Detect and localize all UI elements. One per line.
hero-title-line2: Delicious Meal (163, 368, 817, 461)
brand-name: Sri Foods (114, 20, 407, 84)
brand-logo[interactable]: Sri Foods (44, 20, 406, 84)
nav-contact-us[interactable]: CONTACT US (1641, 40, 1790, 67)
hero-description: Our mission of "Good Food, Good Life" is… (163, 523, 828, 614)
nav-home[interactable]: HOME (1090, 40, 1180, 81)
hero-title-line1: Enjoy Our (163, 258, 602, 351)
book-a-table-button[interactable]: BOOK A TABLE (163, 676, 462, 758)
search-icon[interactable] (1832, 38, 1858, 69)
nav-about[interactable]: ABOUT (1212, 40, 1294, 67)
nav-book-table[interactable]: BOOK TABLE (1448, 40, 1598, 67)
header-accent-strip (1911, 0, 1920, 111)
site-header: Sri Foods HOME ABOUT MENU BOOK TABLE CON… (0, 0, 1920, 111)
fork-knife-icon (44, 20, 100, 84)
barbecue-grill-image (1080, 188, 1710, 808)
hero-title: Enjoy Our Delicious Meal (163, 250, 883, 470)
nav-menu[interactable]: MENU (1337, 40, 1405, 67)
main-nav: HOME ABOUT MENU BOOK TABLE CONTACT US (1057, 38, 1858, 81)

◆ ◆ ◆ ◆ ◆ ◆ ◆

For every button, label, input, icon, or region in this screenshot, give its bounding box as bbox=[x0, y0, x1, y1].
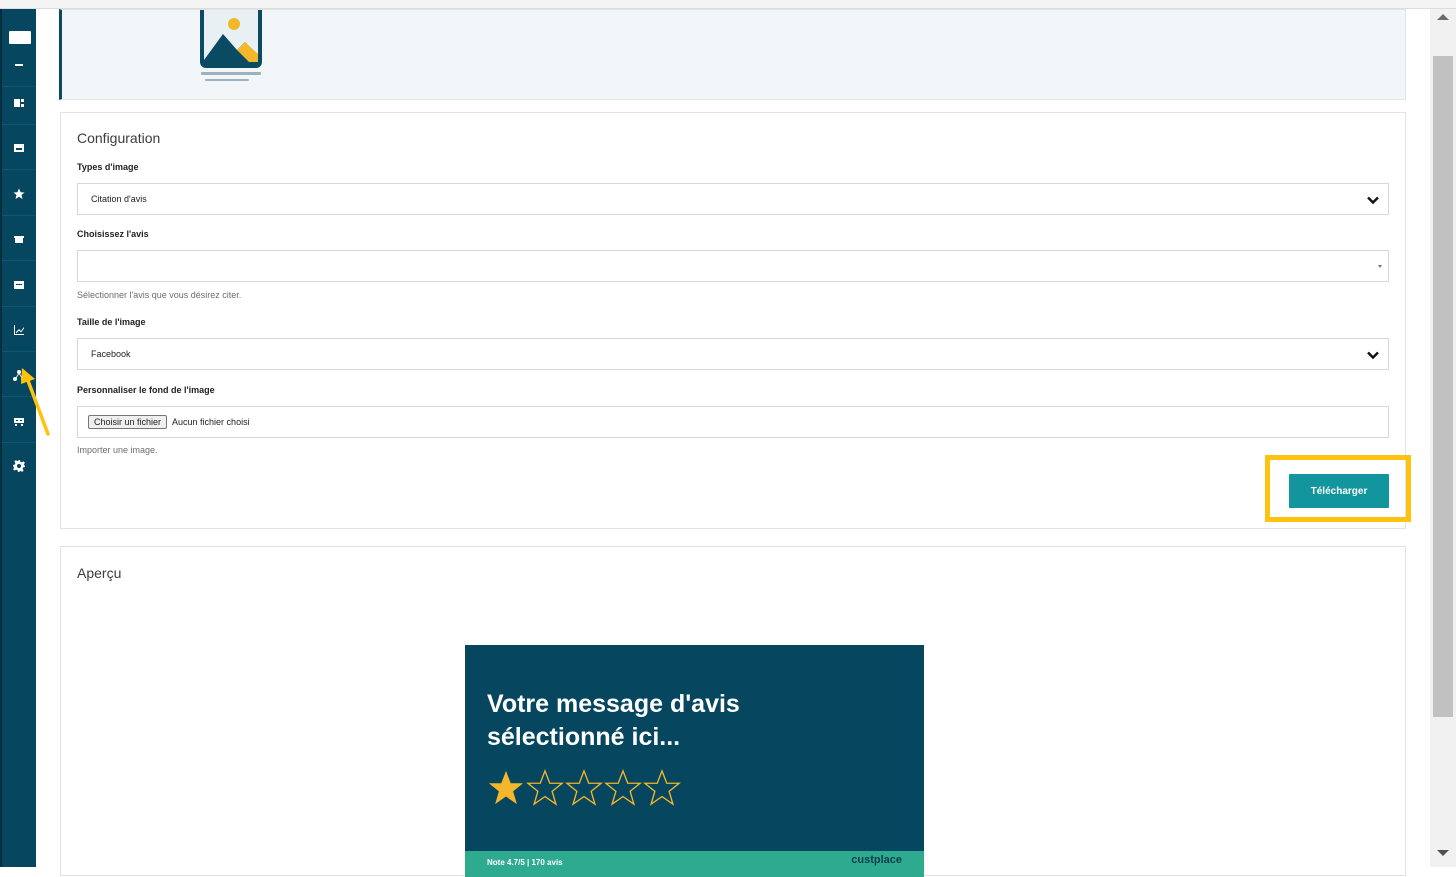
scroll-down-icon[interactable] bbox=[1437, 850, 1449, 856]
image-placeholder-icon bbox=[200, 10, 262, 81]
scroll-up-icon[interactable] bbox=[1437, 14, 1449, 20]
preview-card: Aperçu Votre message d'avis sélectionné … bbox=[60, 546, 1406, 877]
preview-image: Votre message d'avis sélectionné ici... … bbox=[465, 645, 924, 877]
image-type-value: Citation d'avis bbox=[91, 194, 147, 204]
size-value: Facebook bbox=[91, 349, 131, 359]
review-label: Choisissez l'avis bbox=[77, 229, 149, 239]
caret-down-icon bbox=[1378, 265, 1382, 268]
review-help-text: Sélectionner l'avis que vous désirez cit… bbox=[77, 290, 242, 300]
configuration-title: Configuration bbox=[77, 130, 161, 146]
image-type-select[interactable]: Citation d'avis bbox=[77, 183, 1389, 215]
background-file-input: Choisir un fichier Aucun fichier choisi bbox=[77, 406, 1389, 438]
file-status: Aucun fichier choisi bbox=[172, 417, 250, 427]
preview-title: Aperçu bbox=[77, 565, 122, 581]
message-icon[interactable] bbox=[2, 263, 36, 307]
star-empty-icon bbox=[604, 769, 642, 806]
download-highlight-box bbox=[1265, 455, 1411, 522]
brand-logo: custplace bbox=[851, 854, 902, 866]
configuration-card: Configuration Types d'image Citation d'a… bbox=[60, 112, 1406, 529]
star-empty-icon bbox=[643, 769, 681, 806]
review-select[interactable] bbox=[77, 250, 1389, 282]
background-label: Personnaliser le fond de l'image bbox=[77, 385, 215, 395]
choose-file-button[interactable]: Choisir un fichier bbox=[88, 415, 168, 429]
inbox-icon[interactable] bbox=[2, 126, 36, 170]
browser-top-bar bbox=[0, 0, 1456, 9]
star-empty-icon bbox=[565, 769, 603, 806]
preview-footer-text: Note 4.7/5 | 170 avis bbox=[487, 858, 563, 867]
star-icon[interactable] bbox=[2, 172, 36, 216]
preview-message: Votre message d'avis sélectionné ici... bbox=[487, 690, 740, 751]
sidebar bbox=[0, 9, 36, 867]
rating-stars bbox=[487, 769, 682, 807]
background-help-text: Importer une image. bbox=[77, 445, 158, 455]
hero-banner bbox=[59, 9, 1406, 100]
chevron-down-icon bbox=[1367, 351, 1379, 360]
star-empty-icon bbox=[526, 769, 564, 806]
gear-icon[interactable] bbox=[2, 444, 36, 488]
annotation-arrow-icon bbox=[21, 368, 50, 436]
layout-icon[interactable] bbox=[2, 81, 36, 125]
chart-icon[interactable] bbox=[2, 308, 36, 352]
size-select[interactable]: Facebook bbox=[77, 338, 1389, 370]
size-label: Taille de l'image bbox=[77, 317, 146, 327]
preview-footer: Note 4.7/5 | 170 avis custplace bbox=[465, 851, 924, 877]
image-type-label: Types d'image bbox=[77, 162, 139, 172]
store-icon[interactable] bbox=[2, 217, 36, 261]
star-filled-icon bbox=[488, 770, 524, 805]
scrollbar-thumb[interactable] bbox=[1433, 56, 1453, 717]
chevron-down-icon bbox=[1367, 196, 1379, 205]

◆ ◆ ◆ ◆ ◆ ◆ ◆

> Written instruction
Duplicate the rows from the line that contains "Detect and localize" down to the line that contains "nav-contact-us[interactable]: CONTACT US", including both of those lines.

> Output of the task
Detect and localize all UI elements. One per line.
hero-title-line2: Delicious Meal (163, 368, 817, 461)
brand-name: Sri Foods (114, 20, 407, 84)
brand-logo[interactable]: Sri Foods (44, 20, 406, 84)
nav-contact-us[interactable]: CONTACT US (1641, 40, 1790, 67)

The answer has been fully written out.